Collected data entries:
§

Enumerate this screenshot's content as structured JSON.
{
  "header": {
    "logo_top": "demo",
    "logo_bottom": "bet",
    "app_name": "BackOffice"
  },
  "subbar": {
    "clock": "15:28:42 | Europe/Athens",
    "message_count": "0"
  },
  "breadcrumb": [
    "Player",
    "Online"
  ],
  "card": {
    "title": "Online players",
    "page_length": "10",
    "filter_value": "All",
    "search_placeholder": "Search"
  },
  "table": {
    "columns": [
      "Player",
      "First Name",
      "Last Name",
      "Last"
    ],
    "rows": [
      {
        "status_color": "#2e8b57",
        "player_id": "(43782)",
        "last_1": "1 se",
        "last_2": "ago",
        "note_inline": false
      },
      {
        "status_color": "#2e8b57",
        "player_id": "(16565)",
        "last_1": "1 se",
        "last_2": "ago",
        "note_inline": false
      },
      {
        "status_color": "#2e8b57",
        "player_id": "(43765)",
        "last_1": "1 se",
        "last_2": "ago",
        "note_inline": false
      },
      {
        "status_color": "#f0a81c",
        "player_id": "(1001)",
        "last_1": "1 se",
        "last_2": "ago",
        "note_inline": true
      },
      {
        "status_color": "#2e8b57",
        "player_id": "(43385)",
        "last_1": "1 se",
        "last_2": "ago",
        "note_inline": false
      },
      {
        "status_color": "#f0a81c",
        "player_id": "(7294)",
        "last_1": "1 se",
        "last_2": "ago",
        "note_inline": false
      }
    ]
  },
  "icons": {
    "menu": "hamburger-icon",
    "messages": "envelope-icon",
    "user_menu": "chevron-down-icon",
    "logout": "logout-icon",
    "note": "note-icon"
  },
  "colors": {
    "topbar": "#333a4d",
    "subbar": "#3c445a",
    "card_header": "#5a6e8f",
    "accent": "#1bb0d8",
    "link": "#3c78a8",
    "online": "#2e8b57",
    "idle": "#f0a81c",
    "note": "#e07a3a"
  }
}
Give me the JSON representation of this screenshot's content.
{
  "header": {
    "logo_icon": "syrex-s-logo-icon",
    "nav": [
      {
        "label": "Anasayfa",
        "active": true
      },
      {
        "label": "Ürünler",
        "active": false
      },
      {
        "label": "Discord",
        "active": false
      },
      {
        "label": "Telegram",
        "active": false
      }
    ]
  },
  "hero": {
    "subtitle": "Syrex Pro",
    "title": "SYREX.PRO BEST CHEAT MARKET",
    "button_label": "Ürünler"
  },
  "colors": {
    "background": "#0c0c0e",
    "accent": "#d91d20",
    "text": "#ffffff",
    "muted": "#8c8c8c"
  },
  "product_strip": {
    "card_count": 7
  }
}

§

» **What you have to do**
Reproduce the listing above word for word.

» **Solution below**
Enumerate this screenshot's content as structured JSON.
{
  "header": {
    "logo_top": "demo",
    "logo_bottom": "bet",
    "app_name": "BackOffice"
  },
  "subbar": {
    "clock": "15:28:42 | Europe/Athens",
    "message_count": "0"
  },
  "breadcrumb": [
    "Player",
    "Online"
  ],
  "card": {
    "title": "Online players",
    "page_length": "10",
    "filter_value": "All",
    "search_placeholder": "Search"
  },
  "table": {
    "columns": [
      "Player",
      "First Name",
      "Last Name",
      "Last"
    ],
    "rows": [
      {
        "status_color": "#2e8b57",
        "player_id": "(43782)",
        "last_1": "1 se",
        "last_2": "ago",
        "note_inline": false
      },
      {
        "status_color": "#2e8b57",
        "player_id": "(16565)",
        "last_1": "1 se",
        "last_2": "ago",
        "note_inline": false
      },
      {
        "status_color": "#2e8b57",
        "player_id": "(43765)",
        "last_1": "1 se",
        "last_2": "ago",
        "note_inline": false
      },
      {
        "status_color": "#f0a81c",
        "player_id": "(1001)",
        "last_1": "1 se",
        "last_2": "ago",
        "note_inline": true
      },
      {
        "status_color": "#2e8b57",
        "player_id": "(43385)",
        "last_1": "1 se",
        "last_2": "ago",
        "note_inline": false
      },
      {
        "status_color": "#f0a81c",
        "player_id": "(7294)",
        "last_1": "1 se",
        "last_2": "ago",
        "note_inline": false
      }
    ]
  },
  "icons": {
    "menu": "hamburger-icon",
    "messages": "envelope-icon",
    "user_menu": "chevron-down-icon",
    "logout": "logout-icon",
    "note": "note-icon"
  },
  "colors": {
    "topbar": "#333a4d",
    "subbar": "#3c445a",
    "card_header": "#5a6e8f",
    "accent": "#1bb0d8",
    "link": "#3c78a8",
    "online": "#2e8b57",
    "idle": "#f0a81c",
    "note": "#e07a3a"
  }
}
Give me the JSON representation of this screenshot's content.
{
  "header": {
    "logo_icon": "syrex-s-logo-icon",
    "nav": [
      {
        "label": "Anasayfa",
        "active": true
      },
      {
        "label": "Ürünler",
        "active": false
      },
      {
        "label": "Discord",
        "active": false
      },
      {
        "label": "Telegram",
        "active": false
      }
    ]
  },
  "hero": {
    "subtitle": "Syrex Pro",
    "title": "SYREX.PRO BEST CHEAT MARKET",
    "button_label": "Ürünler"
  },
  "colors": {
    "background": "#0c0c0e",
    "accent": "#d91d20",
    "text": "#ffffff",
    "muted": "#8c8c8c"
  },
  "product_strip": {
    "card_count": 7
  }
}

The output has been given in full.